Copy every entry exactly as given, minus the images.

- [Provided data]:
● ● ● ● ● ● ●

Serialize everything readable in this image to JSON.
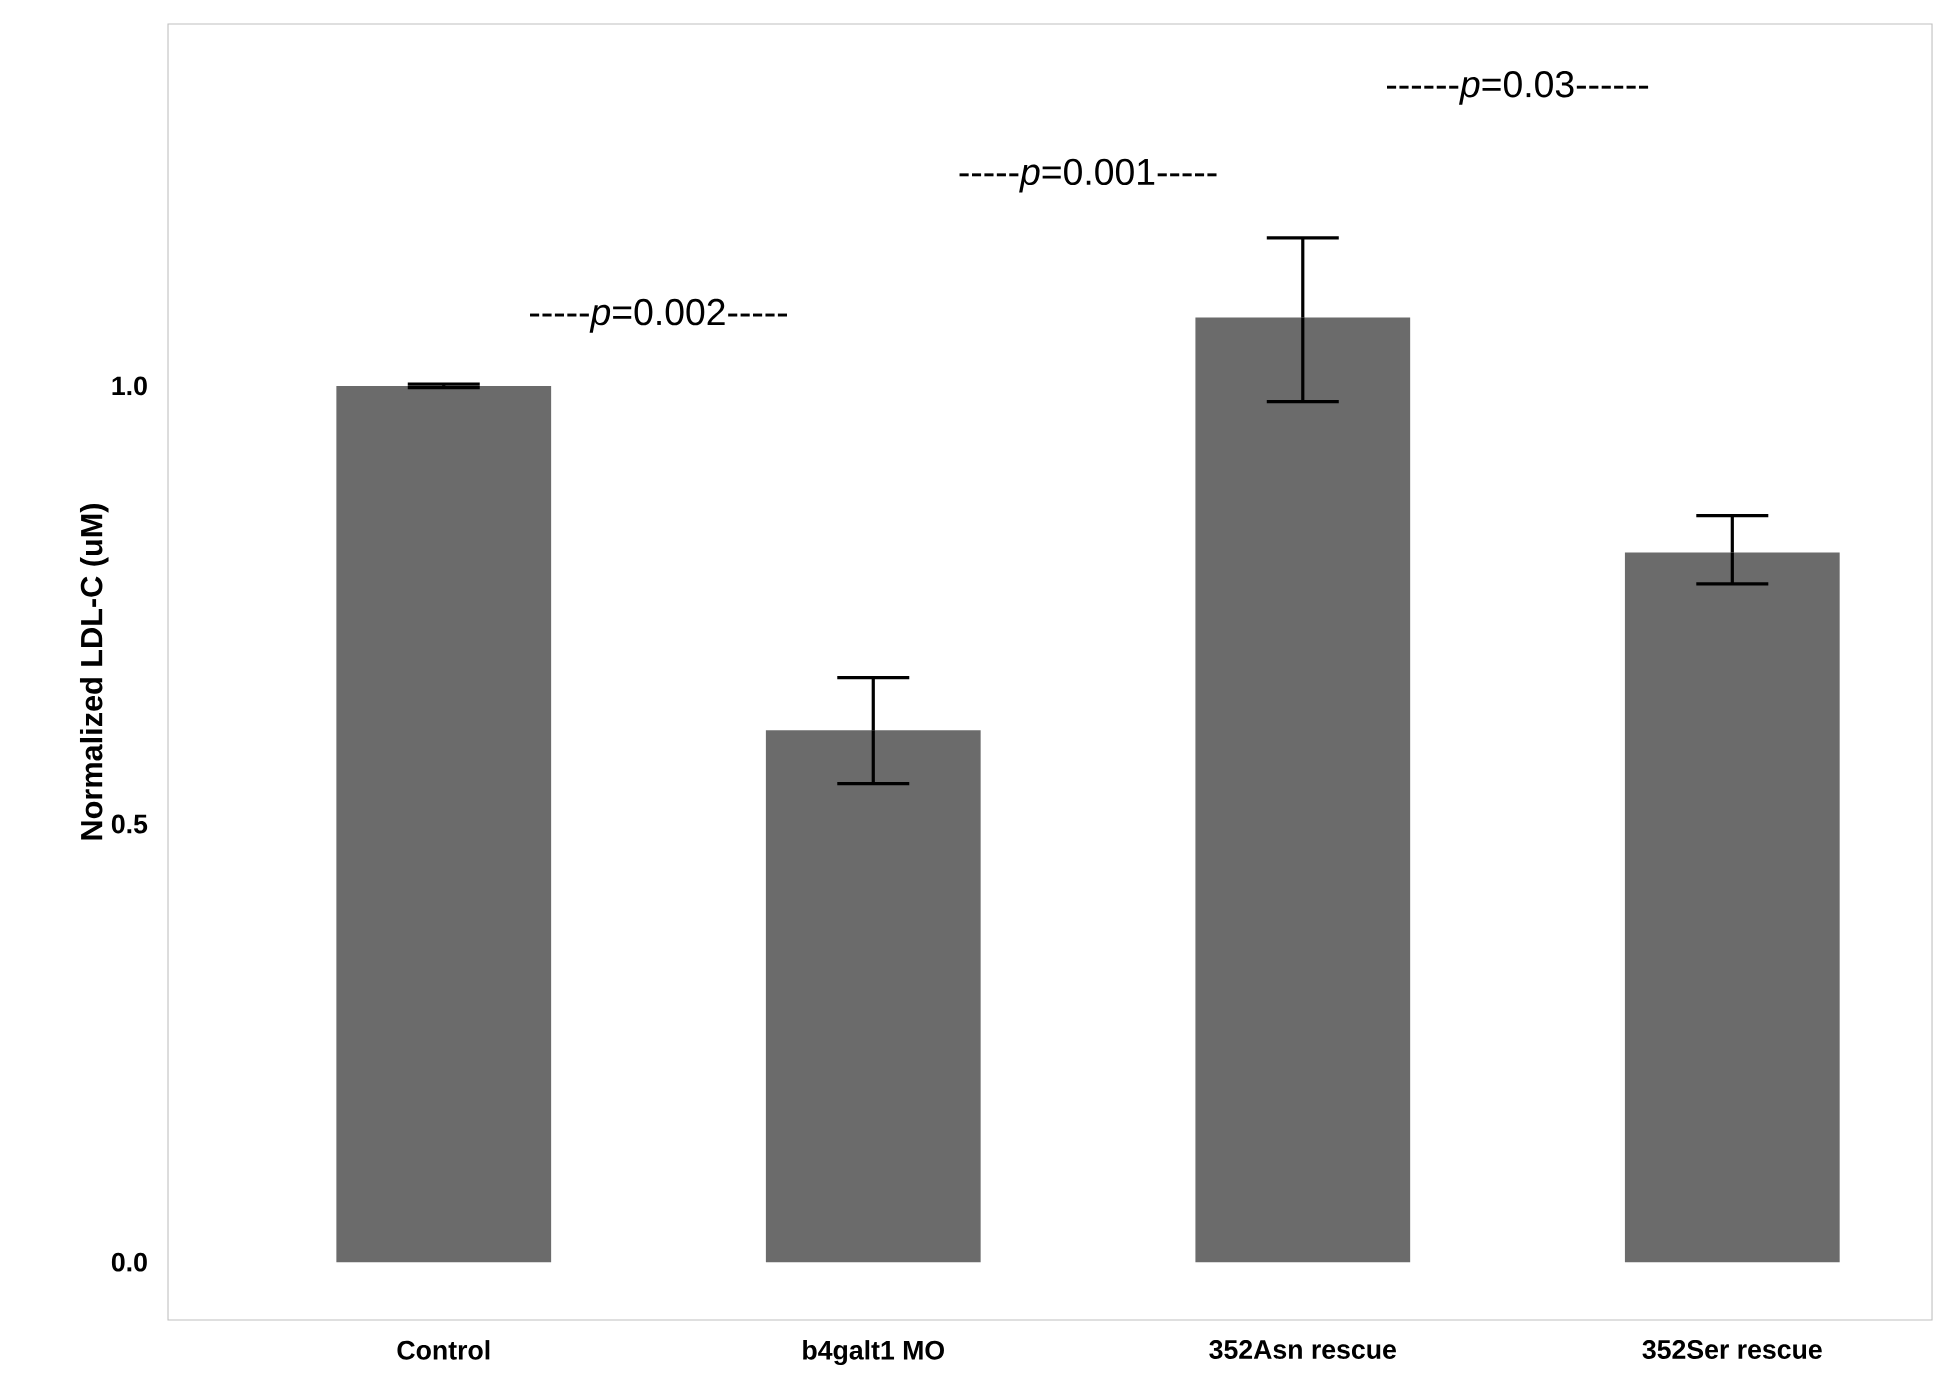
{
  "chart_data": {
    "type": "bar",
    "ylabel": "Normalized LDL-C (uM)",
    "categories": [
      "Control",
      "b4galt1 MO",
      "352Asn rescue",
      "352Ser rescue"
    ],
    "values": [
      1.0,
      0.607,
      1.078,
      0.81
    ],
    "errors": [
      0.002,
      [
        0.546,
        0.667
      ],
      [
        0.982,
        1.169
      ],
      [
        0.774,
        0.852
      ]
    ],
    "color": "#6b6b6b",
    "ylim": [
      -0.066,
      1.413
    ],
    "yticks": [
      {
        "value": 0,
        "label": "0.0"
      },
      {
        "value": 0.5,
        "label": "0.5"
      },
      {
        "value": 1.0,
        "label": "1.0"
      }
    ],
    "grid": false,
    "annotations": [
      "-----*p*=0.002-----",
      "-----*p*=0.001-----",
      "------*p*=0.03------"
    ]
  }
}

● ● ● ● ● ● ●

- [Result]:
Serialize everything readable in this image to JSON.
{
  "chart_data": {
    "type": "bar",
    "ylabel": "Normalized LDL-C (uM)",
    "categories": [
      "Control",
      "b4galt1 MO",
      "352Asn rescue",
      "352Ser rescue"
    ],
    "values": [
      1.0,
      0.607,
      1.078,
      0.81
    ],
    "errors": [
      0.002,
      [
        0.546,
        0.667
      ],
      [
        0.982,
        1.169
      ],
      [
        0.774,
        0.852
      ]
    ],
    "color": "#6b6b6b",
    "ylim": [
      -0.066,
      1.413
    ],
    "yticks": [
      {
        "value": 0,
        "label": "0.0"
      },
      {
        "value": 0.5,
        "label": "0.5"
      },
      {
        "value": 1.0,
        "label": "1.0"
      }
    ],
    "grid": false,
    "annotations": [
      "-----*p*=0.002-----",
      "-----*p*=0.001-----",
      "------*p*=0.03------"
    ]
  }
}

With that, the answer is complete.